[Dataset records]
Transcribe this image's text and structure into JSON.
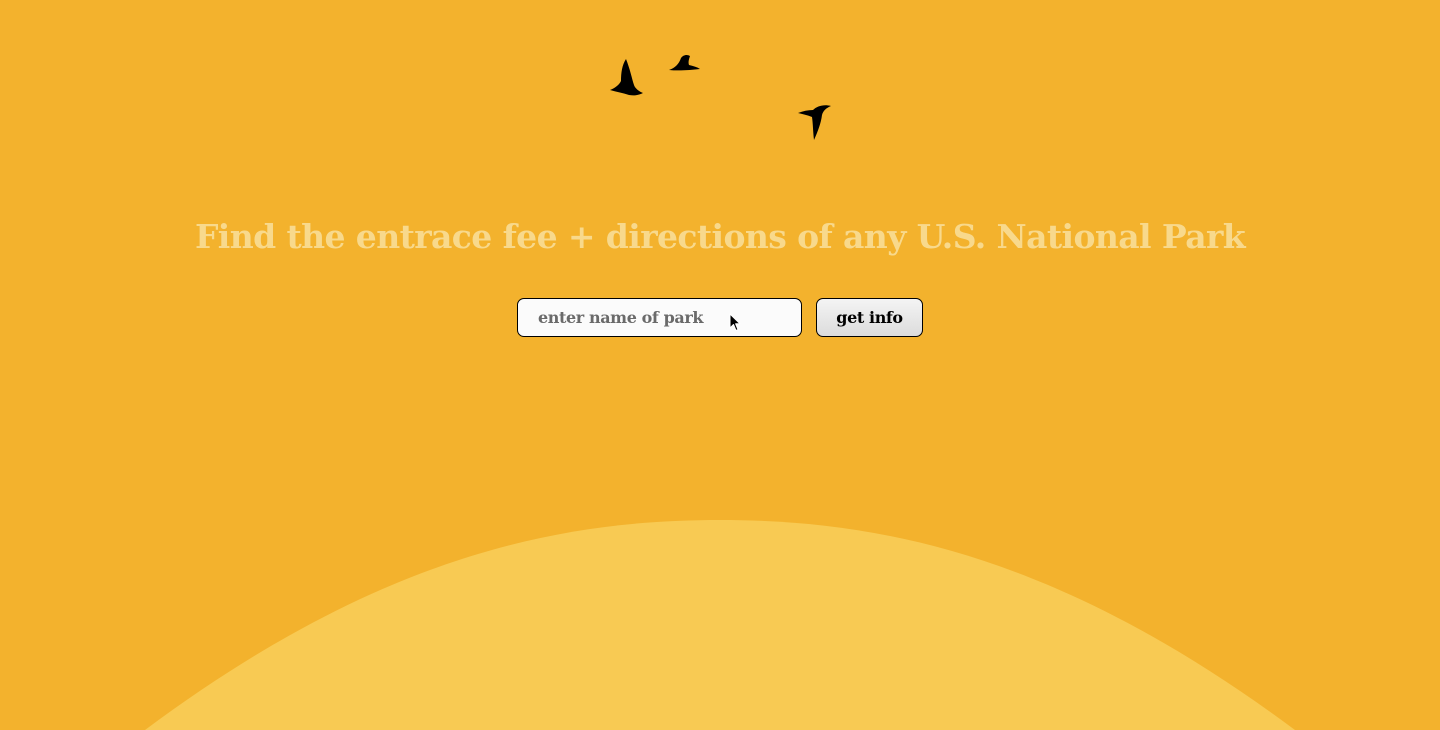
{
  "colors": {
    "background": "#f3b22d",
    "sun": "#f8ca53",
    "headline": "#f8d98c",
    "input_background": "#fbfbfb",
    "bird": "#000000"
  },
  "header": {
    "headline": "Find the entrace fee + directions of any U.S. National Park"
  },
  "search": {
    "placeholder": "enter name of park",
    "value": "",
    "button_label": "get info"
  },
  "decorations": {
    "icons": [
      "bird-icon",
      "bird-icon",
      "bird-icon",
      "mouse-cursor-icon"
    ]
  }
}
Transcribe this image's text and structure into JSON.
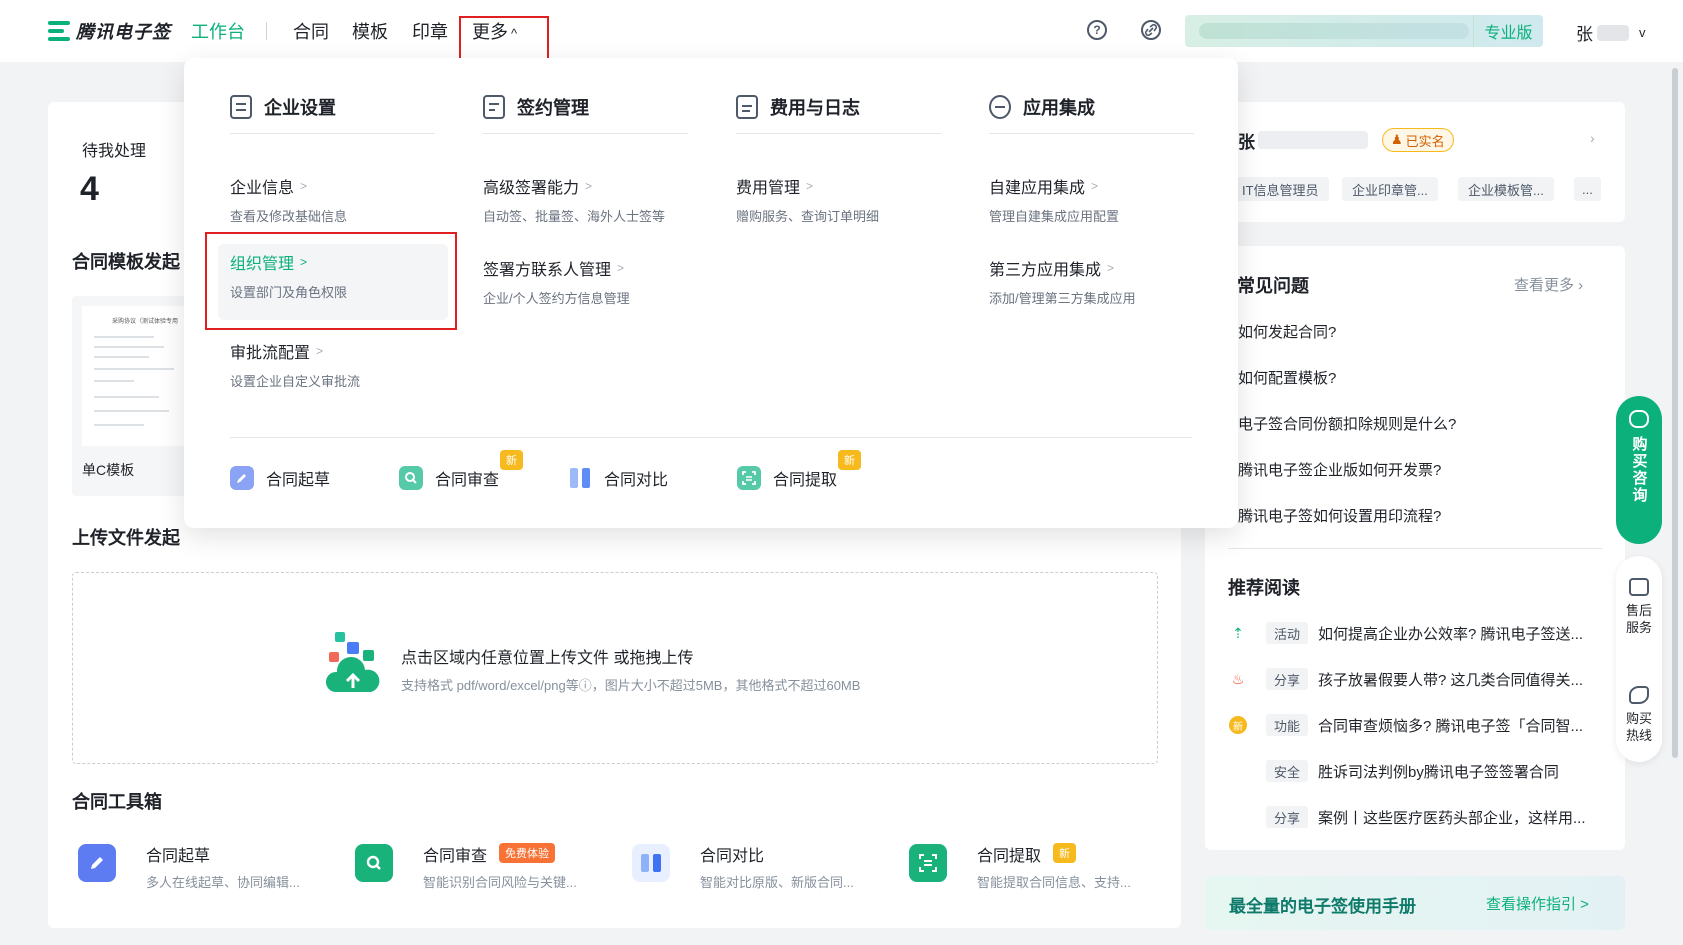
{
  "nav": {
    "logo": "腾讯电子签",
    "items": [
      "工作台",
      "合同",
      "模板",
      "印章",
      "更多"
    ],
    "more_arrow": "^",
    "help_icon": "?",
    "edition": "专业版",
    "user_initial": "张",
    "user_chevron": "v"
  },
  "main": {
    "pending_label": "待我处理",
    "pending_count": "4",
    "template_section": "合同模板发起",
    "template_card_label": "单C模板",
    "template_doc_title": "采购协议（测试体验专用",
    "upload_section": "上传文件发起",
    "upload_main": "点击区域内任意位置上传文件 或拖拽上传",
    "upload_sub": "支持格式 pdf/word/excel/png等ⓘ，图片大小不超过5MB，其他格式不超过60MB",
    "toolbox_section": "合同工具箱",
    "tools": [
      {
        "name": "合同起草",
        "desc": "多人在线起草、协同编辑...",
        "badge": ""
      },
      {
        "name": "合同审查",
        "desc": "智能识别合同风险与关键...",
        "badge": "免费体验"
      },
      {
        "name": "合同对比",
        "desc": "智能对比原版、新版合同...",
        "badge": ""
      },
      {
        "name": "合同提取",
        "desc": "智能提取合同信息、支持...",
        "badge": "新"
      }
    ]
  },
  "right": {
    "user_initial": "张",
    "verified": "已实名",
    "role_tags": [
      "IT信息管理员",
      "企业印章管...",
      "企业模板管...",
      "..."
    ],
    "faq_title": "常见问题",
    "faq_more": "查看更多",
    "faq_items": [
      "如何发起合同?",
      "如何配置模板?",
      "电子签合同份额扣除规则是什么?",
      "腾讯电子签企业版如何开发票?",
      "腾讯电子签如何设置用印流程?"
    ],
    "read_title": "推荐阅读",
    "reads": [
      {
        "icon": "⇡",
        "tag": "活动",
        "text": "如何提高企业办公效率? 腾讯电子签送..."
      },
      {
        "icon": "♨",
        "tag": "分享",
        "text": "孩子放暑假要人带? 这几类合同值得关..."
      },
      {
        "icon": "新",
        "tag": "功能",
        "text": "合同审查烦恼多? 腾讯电子签「合同智..."
      },
      {
        "icon": "",
        "tag": "安全",
        "text": "胜诉司法判例by腾讯电子签签署合同"
      },
      {
        "icon": "",
        "tag": "分享",
        "text": "案例丨这些医疗医药头部企业，这样用..."
      }
    ],
    "manual_title": "最全量的电子签使用手册",
    "manual_link": "查看操作指引 >"
  },
  "float": {
    "buy": "购买咨询",
    "after_sale": "售后服务",
    "hotline": "购买热线"
  },
  "dropdown": {
    "columns": [
      {
        "title": "企业设置",
        "entries": [
          {
            "title": "企业信息",
            "desc": "查看及修改基础信息"
          },
          {
            "title": "组织管理",
            "desc": "设置部门及角色权限"
          },
          {
            "title": "审批流配置",
            "desc": "设置企业自定义审批流"
          }
        ]
      },
      {
        "title": "签约管理",
        "entries": [
          {
            "title": "高级签署能力",
            "desc": "自动签、批量签、海外人士签等"
          },
          {
            "title": "签署方联系人管理",
            "desc": "企业/个人签约方信息管理"
          }
        ]
      },
      {
        "title": "费用与日志",
        "entries": [
          {
            "title": "费用管理",
            "desc": "赠购服务、查询订单明细"
          }
        ]
      },
      {
        "title": "应用集成",
        "entries": [
          {
            "title": "自建应用集成",
            "desc": "管理自建集成应用配置"
          },
          {
            "title": "第三方应用集成",
            "desc": "添加/管理第三方集成应用"
          }
        ]
      }
    ],
    "quick": [
      {
        "label": "合同起草",
        "badge": ""
      },
      {
        "label": "合同审查",
        "badge": "新"
      },
      {
        "label": "合同对比",
        "badge": ""
      },
      {
        "label": "合同提取",
        "badge": "新"
      }
    ],
    "arrow": ">"
  },
  "colors": {
    "accent": "#0bb07b",
    "highlight_border": "#e02020",
    "badge_orange": "#f77234",
    "badge_yellow": "#f7ba1e"
  }
}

● **Exercise instructions**
Transcribe the material exactly, leaving every picture out.

● **Written solution**
Transcribe this image's text and structure into JSON.
{
  "colors": {
    "background": "#f3b22d",
    "sun": "#f8ca53",
    "headline": "#f8d98c",
    "input_background": "#fbfbfb",
    "bird": "#000000"
  },
  "header": {
    "headline": "Find the entrace fee + directions of any U.S. National Park"
  },
  "search": {
    "placeholder": "enter name of park",
    "value": "",
    "button_label": "get info"
  },
  "decorations": {
    "icons": [
      "bird-icon",
      "bird-icon",
      "bird-icon",
      "mouse-cursor-icon"
    ]
  }
}
Transcribe this image's text and structure into JSON.
{
  "nav": {
    "logo": "腾讯电子签",
    "items": [
      "工作台",
      "合同",
      "模板",
      "印章",
      "更多"
    ],
    "more_arrow": "^",
    "help_icon": "?",
    "edition": "专业版",
    "user_initial": "张",
    "user_chevron": "v"
  },
  "main": {
    "pending_label": "待我处理",
    "pending_count": "4",
    "template_section": "合同模板发起",
    "template_card_label": "单C模板",
    "template_doc_title": "采购协议（测试体验专用",
    "upload_section": "上传文件发起",
    "upload_main": "点击区域内任意位置上传文件 或拖拽上传",
    "upload_sub": "支持格式 pdf/word/excel/png等ⓘ，图片大小不超过5MB，其他格式不超过60MB",
    "toolbox_section": "合同工具箱",
    "tools": [
      {
        "name": "合同起草",
        "desc": "多人在线起草、协同编辑...",
        "badge": ""
      },
      {
        "name": "合同审查",
        "desc": "智能识别合同风险与关键...",
        "badge": "免费体验"
      },
      {
        "name": "合同对比",
        "desc": "智能对比原版、新版合同...",
        "badge": ""
      },
      {
        "name": "合同提取",
        "desc": "智能提取合同信息、支持...",
        "badge": "新"
      }
    ]
  },
  "right": {
    "user_initial": "张",
    "verified": "已实名",
    "role_tags": [
      "IT信息管理员",
      "企业印章管...",
      "企业模板管...",
      "..."
    ],
    "faq_title": "常见问题",
    "faq_more": "查看更多",
    "faq_items": [
      "如何发起合同?",
      "如何配置模板?",
      "电子签合同份额扣除规则是什么?",
      "腾讯电子签企业版如何开发票?",
      "腾讯电子签如何设置用印流程?"
    ],
    "read_title": "推荐阅读",
    "reads": [
      {
        "icon": "⇡",
        "tag": "活动",
        "text": "如何提高企业办公效率? 腾讯电子签送..."
      },
      {
        "icon": "♨",
        "tag": "分享",
        "text": "孩子放暑假要人带? 这几类合同值得关..."
      },
      {
        "icon": "新",
        "tag": "功能",
        "text": "合同审查烦恼多? 腾讯电子签「合同智..."
      },
      {
        "icon": "",
        "tag": "安全",
        "text": "胜诉司法判例by腾讯电子签签署合同"
      },
      {
        "icon": "",
        "tag": "分享",
        "text": "案例丨这些医疗医药头部企业，这样用..."
      }
    ],
    "manual_title": "最全量的电子签使用手册",
    "manual_link": "查看操作指引 >"
  },
  "float": {
    "buy": "购买咨询",
    "after_sale": "售后服务",
    "hotline": "购买热线"
  },
  "dropdown": {
    "columns": [
      {
        "title": "企业设置",
        "entries": [
          {
            "title": "企业信息",
            "desc": "查看及修改基础信息"
          },
          {
            "title": "组织管理",
            "desc": "设置部门及角色权限"
          },
          {
            "title": "审批流配置",
            "desc": "设置企业自定义审批流"
          }
        ]
      },
      {
        "title": "签约管理",
        "entries": [
          {
            "title": "高级签署能力",
            "desc": "自动签、批量签、海外人士签等"
          },
          {
            "title": "签署方联系人管理",
            "desc": "企业/个人签约方信息管理"
          }
        ]
      },
      {
        "title": "费用与日志",
        "entries": [
          {
            "title": "费用管理",
            "desc": "赠购服务、查询订单明细"
          }
        ]
      },
      {
        "title": "应用集成",
        "entries": [
          {
            "title": "自建应用集成",
            "desc": "管理自建集成应用配置"
          },
          {
            "title": "第三方应用集成",
            "desc": "添加/管理第三方集成应用"
          }
        ]
      }
    ],
    "quick": [
      {
        "label": "合同起草",
        "badge": ""
      },
      {
        "label": "合同审查",
        "badge": "新"
      },
      {
        "label": "合同对比",
        "badge": ""
      },
      {
        "label": "合同提取",
        "badge": "新"
      }
    ],
    "arrow": ">"
  },
  "colors": {
    "accent": "#0bb07b",
    "highlight_border": "#e02020",
    "badge_orange": "#f77234",
    "badge_yellow": "#f7ba1e"
  }
}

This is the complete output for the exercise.